| What the exercise asks |
Copy the listing below in full and skip every picture.

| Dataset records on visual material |

::::

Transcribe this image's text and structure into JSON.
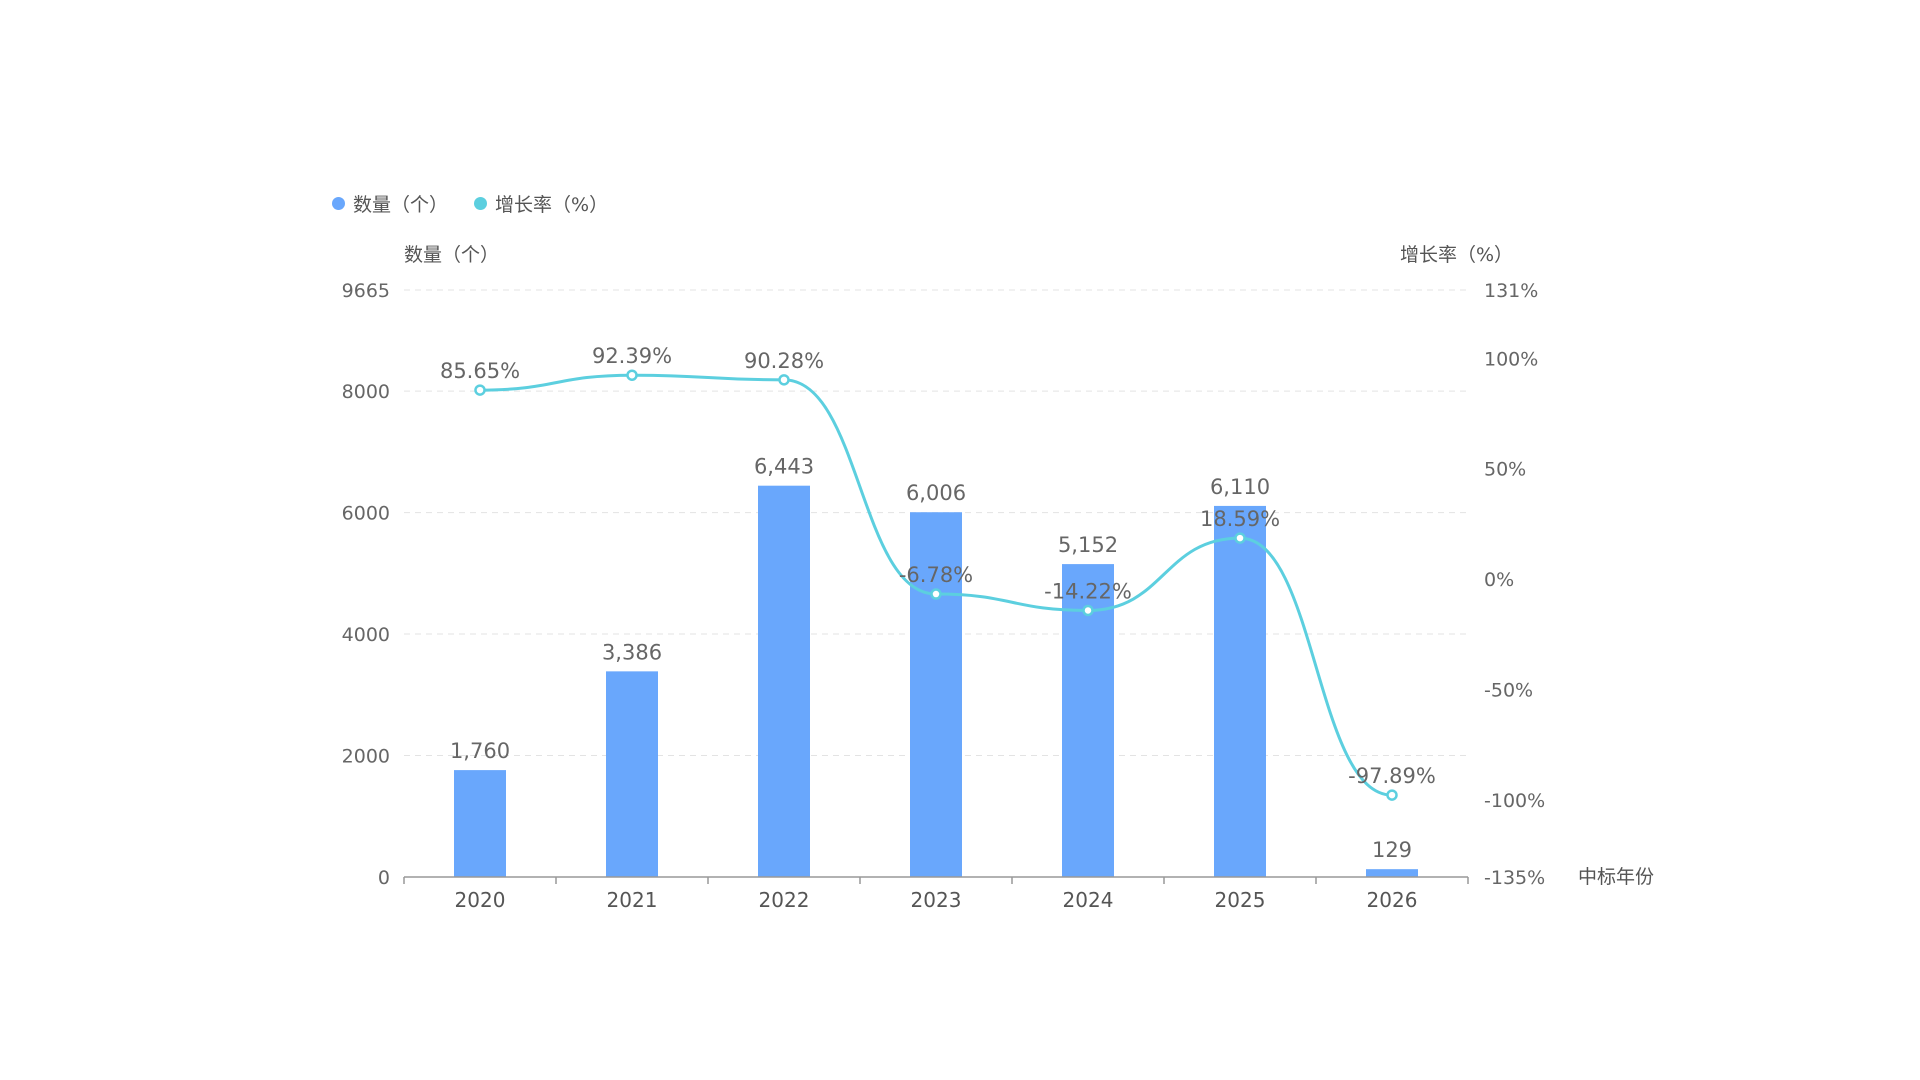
{
  "legend": {
    "items": [
      {
        "label": "数量（个）",
        "color": "#69a7fc"
      },
      {
        "label": "增长率（%）",
        "color": "#5ccfdf"
      }
    ]
  },
  "chart_data": {
    "type": "bar",
    "categories": [
      "2020",
      "2021",
      "2022",
      "2023",
      "2024",
      "2025",
      "2026"
    ],
    "series": [
      {
        "name": "数量（个）",
        "type": "bar",
        "axis": "left",
        "values": [
          1760,
          3386,
          6443,
          6006,
          5152,
          6110,
          129
        ],
        "labels": [
          "1,760",
          "3,386",
          "6,443",
          "6,006",
          "5,152",
          "6,110",
          "129"
        ],
        "color": "#69a7fc"
      },
      {
        "name": "增长率（%）",
        "type": "line",
        "axis": "right",
        "values": [
          85.65,
          92.39,
          90.28,
          -6.78,
          -14.22,
          18.59,
          -97.89
        ],
        "labels": [
          "85.65%",
          "92.39%",
          "90.28%",
          "-6.78%",
          "-14.22%",
          "18.59%",
          "-97.89%"
        ],
        "color": "#5ccfdf"
      }
    ],
    "left_axis": {
      "title": "数量（个）",
      "ticks": [
        0,
        2000,
        4000,
        6000,
        8000,
        9665
      ],
      "tick_labels": [
        "0",
        "2000",
        "4000",
        "6000",
        "8000",
        "9665"
      ],
      "ylim": [
        0,
        9665
      ]
    },
    "right_axis": {
      "title": "增长率（%）",
      "ticks": [
        -135,
        -100,
        -50,
        0,
        50,
        100,
        131
      ],
      "tick_labels": [
        "-135%",
        "-100%",
        "-50%",
        "0%",
        "50%",
        "100%",
        "131%"
      ],
      "ylim": [
        -135,
        131
      ]
    },
    "x_axis": {
      "title": "中标年份"
    },
    "grid": true,
    "legend_position": "top-left"
  }
}
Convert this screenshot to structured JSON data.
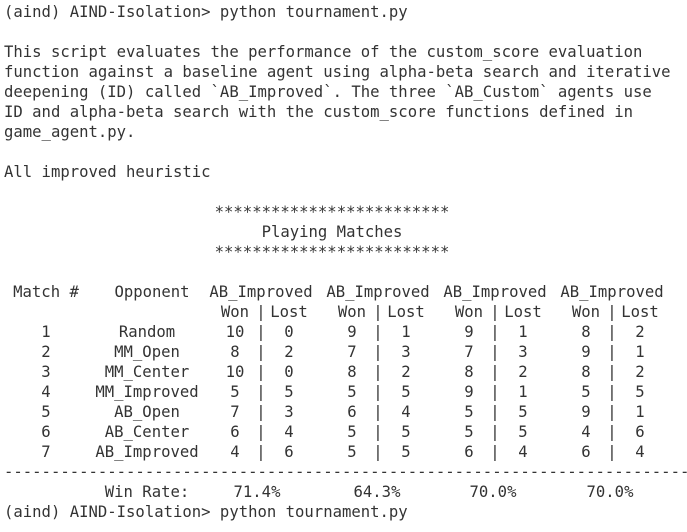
{
  "prompt": "(aind) AIND-Isolation> python tournament.py",
  "intro": [
    "This script evaluates the performance of the custom_score evaluation",
    "function against a baseline agent using alpha-beta search and iterative",
    "deepening (ID) called `AB_Improved`. The three `AB_Custom` agents use",
    "ID and alpha-beta search with the custom_score functions defined in",
    "game_agent.py."
  ],
  "note": "All improved heuristic",
  "banner": {
    "stars": "*************************",
    "title": "Playing Matches"
  },
  "table": {
    "match_header": "Match #",
    "opponent_header": "Opponent",
    "agents": [
      "AB_Improved",
      "AB_Improved",
      "AB_Improved",
      "AB_Improved"
    ],
    "won_label": "Won",
    "lost_label": "Lost",
    "separator": "|",
    "rows": [
      {
        "match": "1",
        "opponent": "Random",
        "results": [
          [
            "10",
            "0"
          ],
          [
            "9",
            "1"
          ],
          [
            "9",
            "1"
          ],
          [
            "8",
            "2"
          ]
        ]
      },
      {
        "match": "2",
        "opponent": "MM_Open",
        "results": [
          [
            "8",
            "2"
          ],
          [
            "7",
            "3"
          ],
          [
            "7",
            "3"
          ],
          [
            "9",
            "1"
          ]
        ]
      },
      {
        "match": "3",
        "opponent": "MM_Center",
        "results": [
          [
            "10",
            "0"
          ],
          [
            "8",
            "2"
          ],
          [
            "8",
            "2"
          ],
          [
            "8",
            "2"
          ]
        ]
      },
      {
        "match": "4",
        "opponent": "MM_Improved",
        "results": [
          [
            "5",
            "5"
          ],
          [
            "5",
            "5"
          ],
          [
            "9",
            "1"
          ],
          [
            "5",
            "5"
          ]
        ]
      },
      {
        "match": "5",
        "opponent": "AB_Open",
        "results": [
          [
            "7",
            "3"
          ],
          [
            "6",
            "4"
          ],
          [
            "5",
            "5"
          ],
          [
            "9",
            "1"
          ]
        ]
      },
      {
        "match": "6",
        "opponent": "AB_Center",
        "results": [
          [
            "6",
            "4"
          ],
          [
            "5",
            "5"
          ],
          [
            "5",
            "5"
          ],
          [
            "4",
            "6"
          ]
        ]
      },
      {
        "match": "7",
        "opponent": "AB_Improved",
        "results": [
          [
            "4",
            "6"
          ],
          [
            "5",
            "5"
          ],
          [
            "6",
            "4"
          ],
          [
            "6",
            "4"
          ]
        ]
      }
    ],
    "divider": "--------------------------------------------------------------------------",
    "win_rate_label": "Win Rate:",
    "win_rates": [
      "71.4%",
      "64.3%",
      "70.0%",
      "70.0%"
    ]
  },
  "prompt_end": "(aind) AIND-Isolation> python tournament.py"
}
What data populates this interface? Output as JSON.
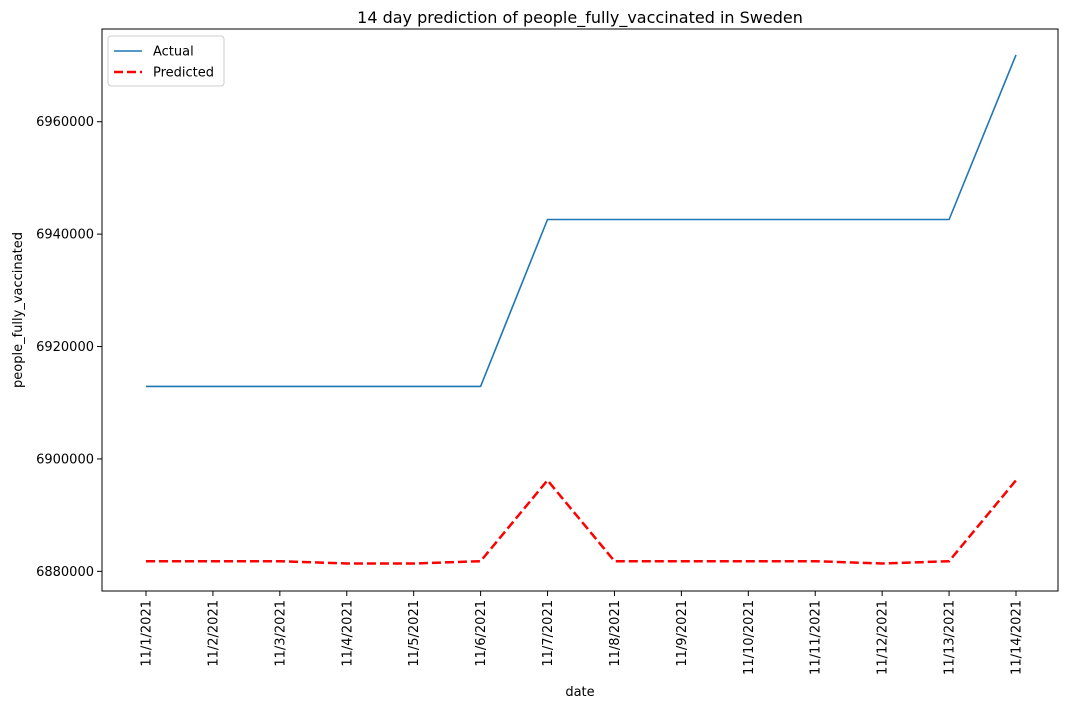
{
  "chart_data": {
    "type": "line",
    "title": "14 day prediction of people_fully_vaccinated in Sweden",
    "xlabel": "date",
    "ylabel": "people_fully_vaccinated",
    "categories": [
      "11/1/2021",
      "11/2/2021",
      "11/3/2021",
      "11/4/2021",
      "11/5/2021",
      "11/6/2021",
      "11/7/2021",
      "11/8/2021",
      "11/9/2021",
      "11/10/2021",
      "11/11/2021",
      "11/12/2021",
      "11/13/2021",
      "11/14/2021"
    ],
    "yticks": [
      6880000,
      6900000,
      6920000,
      6940000,
      6960000
    ],
    "ylim": [
      6876500,
      6976500
    ],
    "grid": false,
    "legend_position": "upper-left",
    "series": [
      {
        "name": "Actual",
        "color": "#1f77b4",
        "style": "solid",
        "values": [
          6912900,
          6912900,
          6912900,
          6912900,
          6912900,
          6912900,
          6942600,
          6942600,
          6942600,
          6942600,
          6942600,
          6942600,
          6942600,
          6971900
        ]
      },
      {
        "name": "Predicted",
        "color": "#ff0000",
        "style": "dashed",
        "values": [
          6881800,
          6881800,
          6881800,
          6881400,
          6881400,
          6881800,
          6896200,
          6881800,
          6881800,
          6881800,
          6881800,
          6881400,
          6881800,
          6896200
        ]
      }
    ]
  }
}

::::

| Reply |
Transcribe this image's text and structure into JSON.
{
  "legend": {
    "items": [
      {
        "label": "数量（个）",
        "color": "#69a7fc"
      },
      {
        "label": "增长率（%）",
        "color": "#5ccfdf"
      }
    ]
  },
  "chart_data": {
    "type": "bar",
    "categories": [
      "2020",
      "2021",
      "2022",
      "2023",
      "2024",
      "2025",
      "2026"
    ],
    "series": [
      {
        "name": "数量（个）",
        "type": "bar",
        "axis": "left",
        "values": [
          1760,
          3386,
          6443,
          6006,
          5152,
          6110,
          129
        ],
        "labels": [
          "1,760",
          "3,386",
          "6,443",
          "6,006",
          "5,152",
          "6,110",
          "129"
        ],
        "color": "#69a7fc"
      },
      {
        "name": "增长率（%）",
        "type": "line",
        "axis": "right",
        "values": [
          85.65,
          92.39,
          90.28,
          -6.78,
          -14.22,
          18.59,
          -97.89
        ],
        "labels": [
          "85.65%",
          "92.39%",
          "90.28%",
          "-6.78%",
          "-14.22%",
          "18.59%",
          "-97.89%"
        ],
        "color": "#5ccfdf"
      }
    ],
    "left_axis": {
      "title": "数量（个）",
      "ticks": [
        0,
        2000,
        4000,
        6000,
        8000,
        9665
      ],
      "tick_labels": [
        "0",
        "2000",
        "4000",
        "6000",
        "8000",
        "9665"
      ],
      "ylim": [
        0,
        9665
      ]
    },
    "right_axis": {
      "title": "增长率（%）",
      "ticks": [
        -135,
        -100,
        -50,
        0,
        50,
        100,
        131
      ],
      "tick_labels": [
        "-135%",
        "-100%",
        "-50%",
        "0%",
        "50%",
        "100%",
        "131%"
      ],
      "ylim": [
        -135,
        131
      ]
    },
    "x_axis": {
      "title": "中标年份"
    },
    "grid": true,
    "legend_position": "top-left"
  }
}
Convert this screenshot to structured JSON data.
{
  "prompt": "(aind) AIND-Isolation> python tournament.py",
  "intro": [
    "This script evaluates the performance of the custom_score evaluation",
    "function against a baseline agent using alpha-beta search and iterative",
    "deepening (ID) called `AB_Improved`. The three `AB_Custom` agents use",
    "ID and alpha-beta search with the custom_score functions defined in",
    "game_agent.py."
  ],
  "note": "All improved heuristic",
  "banner": {
    "stars": "*************************",
    "title": "Playing Matches"
  },
  "table": {
    "match_header": "Match #",
    "opponent_header": "Opponent",
    "agents": [
      "AB_Improved",
      "AB_Improved",
      "AB_Improved",
      "AB_Improved"
    ],
    "won_label": "Won",
    "lost_label": "Lost",
    "separator": "|",
    "rows": [
      {
        "match": "1",
        "opponent": "Random",
        "results": [
          [
            "10",
            "0"
          ],
          [
            "9",
            "1"
          ],
          [
            "9",
            "1"
          ],
          [
            "8",
            "2"
          ]
        ]
      },
      {
        "match": "2",
        "opponent": "MM_Open",
        "results": [
          [
            "8",
            "2"
          ],
          [
            "7",
            "3"
          ],
          [
            "7",
            "3"
          ],
          [
            "9",
            "1"
          ]
        ]
      },
      {
        "match": "3",
        "opponent": "MM_Center",
        "results": [
          [
            "10",
            "0"
          ],
          [
            "8",
            "2"
          ],
          [
            "8",
            "2"
          ],
          [
            "8",
            "2"
          ]
        ]
      },
      {
        "match": "4",
        "opponent": "MM_Improved",
        "results": [
          [
            "5",
            "5"
          ],
          [
            "5",
            "5"
          ],
          [
            "9",
            "1"
          ],
          [
            "5",
            "5"
          ]
        ]
      },
      {
        "match": "5",
        "opponent": "AB_Open",
        "results": [
          [
            "7",
            "3"
          ],
          [
            "6",
            "4"
          ],
          [
            "5",
            "5"
          ],
          [
            "9",
            "1"
          ]
        ]
      },
      {
        "match": "6",
        "opponent": "AB_Center",
        "results": [
          [
            "6",
            "4"
          ],
          [
            "5",
            "5"
          ],
          [
            "5",
            "5"
          ],
          [
            "4",
            "6"
          ]
        ]
      },
      {
        "match": "7",
        "opponent": "AB_Improved",
        "results": [
          [
            "4",
            "6"
          ],
          [
            "5",
            "5"
          ],
          [
            "6",
            "4"
          ],
          [
            "6",
            "4"
          ]
        ]
      }
    ],
    "divider": "--------------------------------------------------------------------------",
    "win_rate_label": "Win Rate:",
    "win_rates": [
      "71.4%",
      "64.3%",
      "70.0%",
      "70.0%"
    ]
  },
  "prompt_end": "(aind) AIND-Isolation> python tournament.py"
}
What data populates this interface? Output as JSON.
{
  "chart_data": {
    "type": "line",
    "title": "14 day prediction of people_fully_vaccinated in Sweden",
    "xlabel": "date",
    "ylabel": "people_fully_vaccinated",
    "categories": [
      "11/1/2021",
      "11/2/2021",
      "11/3/2021",
      "11/4/2021",
      "11/5/2021",
      "11/6/2021",
      "11/7/2021",
      "11/8/2021",
      "11/9/2021",
      "11/10/2021",
      "11/11/2021",
      "11/12/2021",
      "11/13/2021",
      "11/14/2021"
    ],
    "yticks": [
      6880000,
      6900000,
      6920000,
      6940000,
      6960000
    ],
    "ylim": [
      6876500,
      6976500
    ],
    "grid": false,
    "legend_position": "upper-left",
    "series": [
      {
        "name": "Actual",
        "color": "#1f77b4",
        "style": "solid",
        "values": [
          6912900,
          6912900,
          6912900,
          6912900,
          6912900,
          6912900,
          6942600,
          6942600,
          6942600,
          6942600,
          6942600,
          6942600,
          6942600,
          6971900
        ]
      },
      {
        "name": "Predicted",
        "color": "#ff0000",
        "style": "dashed",
        "values": [
          6881800,
          6881800,
          6881800,
          6881400,
          6881400,
          6881800,
          6896200,
          6881800,
          6881800,
          6881800,
          6881800,
          6881400,
          6881800,
          6896200
        ]
      }
    ]
  }
}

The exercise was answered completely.